### Problem statement
Extract all lines that hold the string "title".

Dataset rows about figures:
──────

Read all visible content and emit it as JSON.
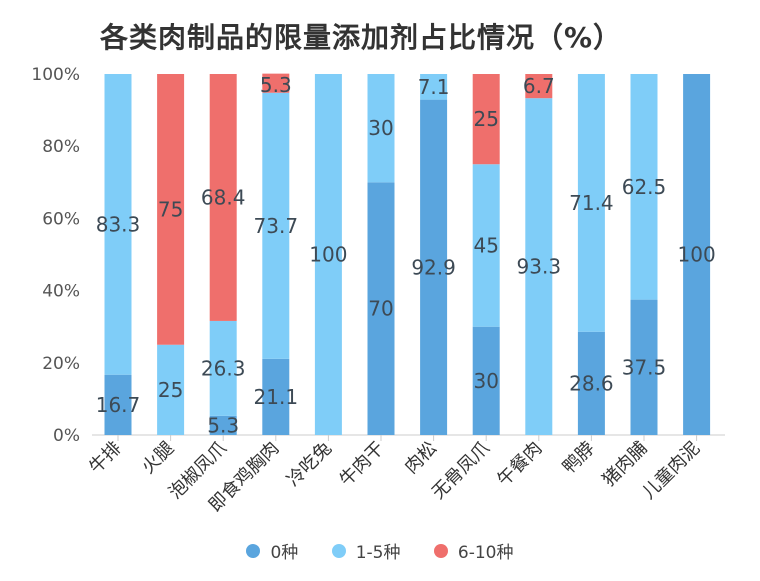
{
  "title": "各类肉制品的限量添加剂占比情况（%）",
  "colors": {
    "s0": "#5aa5de",
    "s1": "#7fcdf8",
    "s2": "#ef6f6c"
  },
  "chart_data": {
    "type": "bar",
    "stacked": true,
    "title": "各类肉制品的限量添加剂占比情况（%）",
    "categories": [
      "牛排",
      "火腿",
      "泡椒凤爪",
      "即食鸡胸肉",
      "冷吃兔",
      "牛肉干",
      "肉松",
      "无骨凤爪",
      "午餐肉",
      "鸭脖",
      "猪肉脯",
      "儿童肉泥"
    ],
    "series": [
      {
        "name": "0种",
        "values": [
          16.7,
          0,
          5.3,
          21.1,
          0,
          70,
          92.9,
          30,
          0,
          28.6,
          37.5,
          100
        ]
      },
      {
        "name": "1-5种",
        "values": [
          83.3,
          25,
          26.3,
          73.7,
          100,
          30,
          7.1,
          45,
          93.3,
          71.4,
          62.5,
          0
        ]
      },
      {
        "name": "6-10种",
        "values": [
          0,
          75,
          68.4,
          5.3,
          0,
          0,
          0,
          25,
          6.7,
          0,
          0,
          0
        ]
      }
    ],
    "y_ticks": [
      "0%",
      "20%",
      "40%",
      "60%",
      "80%",
      "100%"
    ],
    "ylim": [
      0,
      100
    ],
    "xlabel": "",
    "ylabel": "",
    "legend": "bottom",
    "grid": false
  }
}
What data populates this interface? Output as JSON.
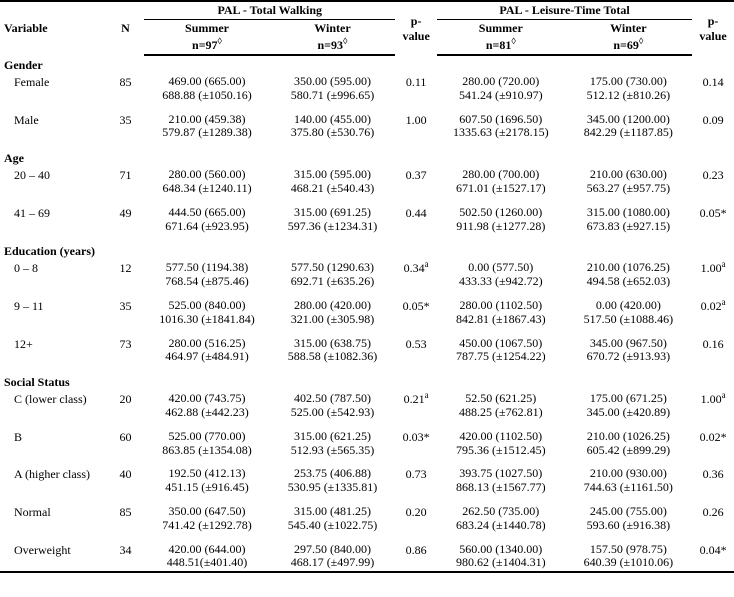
{
  "columns": {
    "variable": "Variable",
    "n": "N",
    "group_walking": "PAL - Total Walking",
    "group_leisure": "PAL - Leisure-Time Total",
    "summer": "Summer",
    "winter": "Winter",
    "n97": "n=97",
    "n93": "n=93",
    "n81": "n=81",
    "n69": "n=69",
    "p_top": "p-",
    "p_bot": "value",
    "diamond": "◊"
  },
  "sections": [
    {
      "title": "Gender",
      "rows": [
        {
          "label": "Female",
          "n": "85",
          "w_sum_a": "469.00 (665.00)",
          "w_sum_b": "688.88 (±1050.16)",
          "w_win_a": "350.00 (595.00)",
          "w_win_b": "580.71 (±996.65)",
          "p1": "0.11",
          "l_sum_a": "280.00  (720.00)",
          "l_sum_b": "541.24 (±910.97)",
          "l_win_a": "175.00 (730.00)",
          "l_win_b": "512.12 (±810.26)",
          "p2": "0.14"
        },
        {
          "label": "Male",
          "n": "35",
          "w_sum_a": "210.00 (459.38)",
          "w_sum_b": "579.87 (±1289.38)",
          "w_win_a": "140.00 (455.00)",
          "w_win_b": "375.80 (±530.76)",
          "p1": "1.00",
          "l_sum_a": "607.50 (1696.50)",
          "l_sum_b": "1335.63 (±2178.15)",
          "l_win_a": "345.00 (1200.00)",
          "l_win_b": "842.29 (±1187.85)",
          "p2": "0.09"
        }
      ]
    },
    {
      "title": "Age",
      "rows": [
        {
          "label": "20 – 40",
          "n": "71",
          "w_sum_a": "280.00 (560.00)",
          "w_sum_b": "648.34 (±1240.11)",
          "w_win_a": "315.00 (595.00)",
          "w_win_b": "468.21 (±540.43)",
          "p1": "0.37",
          "l_sum_a": "280.00 (700.00)",
          "l_sum_b": "671.01 (±1527.17)",
          "l_win_a": "210.00 (630.00)",
          "l_win_b": "563.27 (±957.75)",
          "p2": "0.23"
        },
        {
          "label": "41 – 69",
          "n": "49",
          "w_sum_a": "444.50 (665.00)",
          "w_sum_b": "671.64 (±923.95)",
          "w_win_a": "315.00 (691.25)",
          "w_win_b": "597.36 (±1234.31)",
          "p1": "0.44",
          "l_sum_a": "502.50 (1260.00)",
          "l_sum_b": "911.98 (±1277.28)",
          "l_win_a": "315.00 (1080.00)",
          "l_win_b": "673.83 (±927.15)",
          "p2": "0.05*"
        }
      ]
    },
    {
      "title": "Education (years)",
      "rows": [
        {
          "label": "0 – 8",
          "n": "12",
          "p1_sup": "a",
          "p2_sup": "a",
          "w_sum_a": "577.50 (1194.38)",
          "w_sum_b": "768.54 (±875.46)",
          "w_win_a": "577.50 (1290.63)",
          "w_win_b": "692.71 (±635.26)",
          "p1": "0.34",
          "l_sum_a": "0.00 (577.50)",
          "l_sum_b": "433.33 (±942.72)",
          "l_win_a": "210.00 (1076.25)",
          "l_win_b": "494.58 (±652.03)",
          "p2": "1.00"
        },
        {
          "label": "9 – 11",
          "n": "35",
          "p2_sup": "a",
          "w_sum_a": "525.00 (840.00)",
          "w_sum_b": "1016.30 (±1841.84)",
          "w_win_a": "280.00 (420.00)",
          "w_win_b": "321.00 (±305.98)",
          "p1": "0.05*",
          "l_sum_a": "280.00 (1102.50)",
          "l_sum_b": "842.81 (±1867.43)",
          "l_win_a": "0.00 (420.00)",
          "l_win_b": "517.50 (±1088.46)",
          "p2": "0.02"
        },
        {
          "label": "12+",
          "n": "73",
          "w_sum_a": "280.00 (516.25)",
          "w_sum_b": "464.97 (±484.91)",
          "w_win_a": "315.00 (638.75)",
          "w_win_b": "588.58 (±1082.36)",
          "p1": "0.53",
          "l_sum_a": "450.00 (1067.50)",
          "l_sum_b": "787.75 (±1254.22)",
          "l_win_a": "345.00 (967.50)",
          "l_win_b": "670.72 (±913.93)",
          "p2": "0.16"
        }
      ]
    },
    {
      "title": "Social Status",
      "rows": [
        {
          "label": "C (lower class)",
          "n": "20",
          "p1_sup": "a",
          "p2_sup": "a",
          "w_sum_a": "420.00 (743.75)",
          "w_sum_b": "462.88 (±442.23)",
          "w_win_a": "402.50 (787.50)",
          "w_win_b": "525.00 (±542.93)",
          "p1": "0.21",
          "l_sum_a": "52.50 (621.25)",
          "l_sum_b": "488.25 (±762.81)",
          "l_win_a": "175.00 (671.25)",
          "l_win_b": "345.00 (±420.89)",
          "p2": "1.00"
        },
        {
          "label": "B",
          "n": "60",
          "w_sum_a": "525.00 (770.00)",
          "w_sum_b": "863.85 (±1354.08)",
          "w_win_a": "315.00 (621.25)",
          "w_win_b": "512.93 (±565.35)",
          "p1": "0.03*",
          "l_sum_a": "420.00 (1102.50)",
          "l_sum_b": "795.36 (±1512.45)",
          "l_win_a": "210.00 (1026.25)",
          "l_win_b": "605.42 (±899.29)",
          "p2": "0.02*"
        },
        {
          "label": "A (higher class)",
          "n": "40",
          "w_sum_a": "192.50 (412.13)",
          "w_sum_b": "451.15 (±916.45)",
          "w_win_a": "253.75 (406.88)",
          "w_win_b": "530.95 (±1335.81)",
          "p1": "0.73",
          "l_sum_a": "393.75 (1027.50)",
          "l_sum_b": "868.13 (±1567.77)",
          "l_win_a": "210.00 (930.00)",
          "l_win_b": "744.63 (±1161.50)",
          "p2": "0.36"
        },
        {
          "label": "Normal",
          "n": "85",
          "w_sum_a": "350.00 (647.50)",
          "w_sum_b": "741.42 (±1292.78)",
          "w_win_a": "315.00 (481.25)",
          "w_win_b": "545.40 (±1022.75)",
          "p1": "0.20",
          "l_sum_a": "262.50 (735.00)",
          "l_sum_b": "683.24 (±1440.78)",
          "l_win_a": "245.00 (755.00)",
          "l_win_b": "593.60 (±916.38)",
          "p2": "0.26"
        },
        {
          "label": "Overweight",
          "n": "34",
          "w_sum_a": "420.00 (644.00)",
          "w_sum_b": "448.51(±401.40)",
          "w_win_a": "297.50 (840.00)",
          "w_win_b": "468.17 (±497.99)",
          "p1": "0.86",
          "l_sum_a": "560.00 (1340.00)",
          "l_sum_b": "980.62 (±1404.31)",
          "l_win_a": "157.50 (978.75)",
          "l_win_b": "640.39 (±1010.06)",
          "p2": "0.04*"
        }
      ]
    }
  ]
}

──────

### Result of the exercise
  "title": "各类肉制品的限量添加剂占比情况（%）",
    "title": "各类肉制品的限量添加剂占比情况（%）",
      "title": "Gender",
      "title": "Age",
      "title": "Education (years)",
      "title": "Social Status",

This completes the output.